Split jobs (to save memory) after x million entries and realtime sync

English Support for Syncovery on Windows.
ruudelux
Posts: 9
Joined: Tue Oct 12, 2021 7:34 am

Split jobs (to save memory) after x million entries and realtime sync

Post by ruudelux »

I have to copy/mirror about 13 million files and 8000 folders to another drive.
I want to first use the attended mode one time in combination with setting the option "Cache Destination File list/Re-read the destination file list completely after every" to 1 and "Next re-reading will happen after" to 0.
The idea is to first build up the file-list database during the attended mode, then disable the option "Cache Destination File list/Re-read the destination file list completely after every" and enable the real-time synchronization, so that the real-time synchronization will not need to build up the whole file-list database every time it detects a file change.

## [SUPPLIED MATERIAL]
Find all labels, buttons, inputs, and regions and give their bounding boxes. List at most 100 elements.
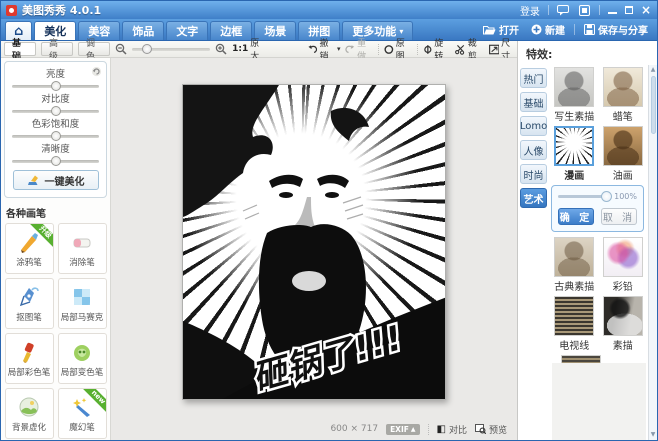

## [REQUIRED TASK 1]
Copy out the Syncovery forum post above from "Post by ruudelux" up to and including "a file change.".
## [REQUIRED TASK 2]
In the Syncovery forum post above, how many files and folders does the poster need to copy or mirror to another drive?

## [FULL SOLUTION 1]
Post by ruudelux »

I have to copy/mirror about 13 million files and 8000 folders to another drive.
I want to first use the attended mode one time in combination with setting the option "Cache Destination File list/Re-read the destination file list completely after every" to 1 and "Next re-reading will happen after" to 0.
The idea is to first build up the file-list database during the attended mode, then disable the option "Cache Destination File list/Re-read the destination file list completely after every" and enable the real-time synchronization, so that the real-time synchronization will not need to build up the whole file-list database every time it detects a file change.

## [FULL SOLUTION 2]
About 13 million files and 8000 folders.